--- Start of SOURCE RECORDS ---

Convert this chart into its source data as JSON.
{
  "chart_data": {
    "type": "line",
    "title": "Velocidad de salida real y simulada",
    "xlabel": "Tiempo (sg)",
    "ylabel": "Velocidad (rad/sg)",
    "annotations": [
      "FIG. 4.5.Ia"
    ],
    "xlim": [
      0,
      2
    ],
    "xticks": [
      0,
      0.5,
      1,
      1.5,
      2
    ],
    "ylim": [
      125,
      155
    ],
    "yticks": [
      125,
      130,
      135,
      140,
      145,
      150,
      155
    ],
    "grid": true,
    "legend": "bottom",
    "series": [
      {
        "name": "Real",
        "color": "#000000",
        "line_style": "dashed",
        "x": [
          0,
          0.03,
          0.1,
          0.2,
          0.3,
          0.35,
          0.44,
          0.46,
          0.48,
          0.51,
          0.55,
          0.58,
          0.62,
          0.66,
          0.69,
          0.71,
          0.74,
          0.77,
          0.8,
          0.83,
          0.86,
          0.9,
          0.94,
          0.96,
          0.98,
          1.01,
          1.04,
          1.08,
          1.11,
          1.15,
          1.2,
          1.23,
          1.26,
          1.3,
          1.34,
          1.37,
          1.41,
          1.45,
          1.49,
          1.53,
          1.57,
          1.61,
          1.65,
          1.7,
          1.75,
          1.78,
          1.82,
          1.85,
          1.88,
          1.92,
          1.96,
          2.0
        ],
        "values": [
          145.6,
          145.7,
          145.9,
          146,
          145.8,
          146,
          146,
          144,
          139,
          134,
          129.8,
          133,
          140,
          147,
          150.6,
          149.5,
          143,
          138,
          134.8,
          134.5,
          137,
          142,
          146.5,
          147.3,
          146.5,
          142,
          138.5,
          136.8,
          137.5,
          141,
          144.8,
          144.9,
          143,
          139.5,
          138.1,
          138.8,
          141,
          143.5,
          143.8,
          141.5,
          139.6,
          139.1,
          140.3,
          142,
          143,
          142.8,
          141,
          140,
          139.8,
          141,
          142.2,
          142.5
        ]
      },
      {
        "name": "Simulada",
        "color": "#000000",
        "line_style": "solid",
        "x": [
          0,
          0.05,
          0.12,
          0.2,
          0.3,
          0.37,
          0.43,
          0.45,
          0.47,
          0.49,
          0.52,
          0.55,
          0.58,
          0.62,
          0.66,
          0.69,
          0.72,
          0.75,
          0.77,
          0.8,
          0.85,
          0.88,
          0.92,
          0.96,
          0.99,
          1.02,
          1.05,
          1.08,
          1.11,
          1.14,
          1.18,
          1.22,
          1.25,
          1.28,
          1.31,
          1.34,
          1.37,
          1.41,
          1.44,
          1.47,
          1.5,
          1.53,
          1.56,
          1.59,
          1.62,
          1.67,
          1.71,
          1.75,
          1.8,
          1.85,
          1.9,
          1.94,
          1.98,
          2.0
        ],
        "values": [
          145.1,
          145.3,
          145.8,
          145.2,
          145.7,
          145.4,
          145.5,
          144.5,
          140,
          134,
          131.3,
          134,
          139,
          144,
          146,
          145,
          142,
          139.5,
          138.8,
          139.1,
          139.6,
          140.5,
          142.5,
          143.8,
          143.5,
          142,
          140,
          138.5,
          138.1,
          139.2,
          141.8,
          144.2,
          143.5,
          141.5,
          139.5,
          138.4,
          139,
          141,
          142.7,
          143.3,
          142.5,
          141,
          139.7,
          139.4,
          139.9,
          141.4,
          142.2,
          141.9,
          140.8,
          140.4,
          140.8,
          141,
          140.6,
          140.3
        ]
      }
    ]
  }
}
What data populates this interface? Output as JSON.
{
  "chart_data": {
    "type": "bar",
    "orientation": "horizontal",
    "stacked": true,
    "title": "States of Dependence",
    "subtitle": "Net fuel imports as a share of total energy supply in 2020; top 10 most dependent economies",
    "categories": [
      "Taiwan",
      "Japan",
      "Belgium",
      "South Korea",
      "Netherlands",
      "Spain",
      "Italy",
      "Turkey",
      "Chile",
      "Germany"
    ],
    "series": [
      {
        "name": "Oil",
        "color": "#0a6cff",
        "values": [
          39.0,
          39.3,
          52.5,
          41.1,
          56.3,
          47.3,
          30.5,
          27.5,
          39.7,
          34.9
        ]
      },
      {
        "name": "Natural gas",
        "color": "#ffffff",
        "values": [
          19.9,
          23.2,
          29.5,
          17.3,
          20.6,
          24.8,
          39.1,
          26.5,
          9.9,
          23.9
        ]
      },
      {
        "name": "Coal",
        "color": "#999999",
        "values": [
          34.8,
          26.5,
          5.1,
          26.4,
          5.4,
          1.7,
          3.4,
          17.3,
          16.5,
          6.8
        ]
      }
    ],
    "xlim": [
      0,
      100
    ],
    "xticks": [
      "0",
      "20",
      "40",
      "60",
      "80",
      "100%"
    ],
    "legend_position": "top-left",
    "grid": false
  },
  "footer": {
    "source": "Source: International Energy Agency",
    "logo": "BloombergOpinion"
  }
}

--- End of SOURCE RECORDS ---

## WHAT THE EXERCISE ASKS
Print the records once more, exactly as they were given.

## RESULT
Convert this chart into its source data as JSON.
{
  "chart_data": {
    "type": "line",
    "title": "Velocidad de salida real y simulada",
    "xlabel": "Tiempo (sg)",
    "ylabel": "Velocidad (rad/sg)",
    "annotations": [
      "FIG. 4.5.Ia"
    ],
    "xlim": [
      0,
      2
    ],
    "xticks": [
      0,
      0.5,
      1,
      1.5,
      2
    ],
    "ylim": [
      125,
      155
    ],
    "yticks": [
      125,
      130,
      135,
      140,
      145,
      150,
      155
    ],
    "grid": true,
    "legend": "bottom",
    "series": [
      {
        "name": "Real",
        "color": "#000000",
        "line_style": "dashed",
        "x": [
          0,
          0.03,
          0.1,
          0.2,
          0.3,
          0.35,
          0.44,
          0.46,
          0.48,
          0.51,
          0.55,
          0.58,
          0.62,
          0.66,
          0.69,
          0.71,
          0.74,
          0.77,
          0.8,
          0.83,
          0.86,
          0.9,
          0.94,
          0.96,
          0.98,
          1.01,
          1.04,
          1.08,
          1.11,
          1.15,
          1.2,
          1.23,
          1.26,
          1.3,
          1.34,
          1.37,
          1.41,
          1.45,
          1.49,
          1.53,
          1.57,
          1.61,
          1.65,
          1.7,
          1.75,
          1.78,
          1.82,
          1.85,
          1.88,
          1.92,
          1.96,
          2.0
        ],
        "values": [
          145.6,
          145.7,
          145.9,
          146,
          145.8,
          146,
          146,
          144,
          139,
          134,
          129.8,
          133,
          140,
          147,
          150.6,
          149.5,
          143,
          138,
          134.8,
          134.5,
          137,
          142,
          146.5,
          147.3,
          146.5,
          142,
          138.5,
          136.8,
          137.5,
          141,
          144.8,
          144.9,
          143,
          139.5,
          138.1,
          138.8,
          141,
          143.5,
          143.8,
          141.5,
          139.6,
          139.1,
          140.3,
          142,
          143,
          142.8,
          141,
          140,
          139.8,
          141,
          142.2,
          142.5
        ]
      },
      {
        "name": "Simulada",
        "color": "#000000",
        "line_style": "solid",
        "x": [
          0,
          0.05,
          0.12,
          0.2,
          0.3,
          0.37,
          0.43,
          0.45,
          0.47,
          0.49,
          0.52,
          0.55,
          0.58,
          0.62,
          0.66,
          0.69,
          0.72,
          0.75,
          0.77,
          0.8,
          0.85,
          0.88,
          0.92,
          0.96,
          0.99,
          1.02,
          1.05,
          1.08,
          1.11,
          1.14,
          1.18,
          1.22,
          1.25,
          1.28,
          1.31,
          1.34,
          1.37,
          1.41,
          1.44,
          1.47,
          1.5,
          1.53,
          1.56,
          1.59,
          1.62,
          1.67,
          1.71,
          1.75,
          1.8,
          1.85,
          1.9,
          1.94,
          1.98,
          2.0
        ],
        "values": [
          145.1,
          145.3,
          145.8,
          145.2,
          145.7,
          145.4,
          145.5,
          144.5,
          140,
          134,
          131.3,
          134,
          139,
          144,
          146,
          145,
          142,
          139.5,
          138.8,
          139.1,
          139.6,
          140.5,
          142.5,
          143.8,
          143.5,
          142,
          140,
          138.5,
          138.1,
          139.2,
          141.8,
          144.2,
          143.5,
          141.5,
          139.5,
          138.4,
          139,
          141,
          142.7,
          143.3,
          142.5,
          141,
          139.7,
          139.4,
          139.9,
          141.4,
          142.2,
          141.9,
          140.8,
          140.4,
          140.8,
          141,
          140.6,
          140.3
        ]
      }
    ]
  }
}
What data populates this interface? Output as JSON.
{
  "chart_data": {
    "type": "bar",
    "orientation": "horizontal",
    "stacked": true,
    "title": "States of Dependence",
    "subtitle": "Net fuel imports as a share of total energy supply in 2020; top 10 most dependent economies",
    "categories": [
      "Taiwan",
      "Japan",
      "Belgium",
      "South Korea",
      "Netherlands",
      "Spain",
      "Italy",
      "Turkey",
      "Chile",
      "Germany"
    ],
    "series": [
      {
        "name": "Oil",
        "color": "#0a6cff",
        "values": [
          39.0,
          39.3,
          52.5,
          41.1,
          56.3,
          47.3,
          30.5,
          27.5,
          39.7,
          34.9
        ]
      },
      {
        "name": "Natural gas",
        "color": "#ffffff",
        "values": [
          19.9,
          23.2,
          29.5,
          17.3,
          20.6,
          24.8,
          39.1,
          26.5,
          9.9,
          23.9
        ]
      },
      {
        "name": "Coal",
        "color": "#999999",
        "values": [
          34.8,
          26.5,
          5.1,
          26.4,
          5.4,
          1.7,
          3.4,
          17.3,
          16.5,
          6.8
        ]
      }
    ],
    "xlim": [
      0,
      100
    ],
    "xticks": [
      "0",
      "20",
      "40",
      "60",
      "80",
      "100%"
    ],
    "legend_position": "top-left",
    "grid": false
  },
  "footer": {
    "source": "Source: International Energy Agency",
    "logo": "BloombergOpinion"
  }
}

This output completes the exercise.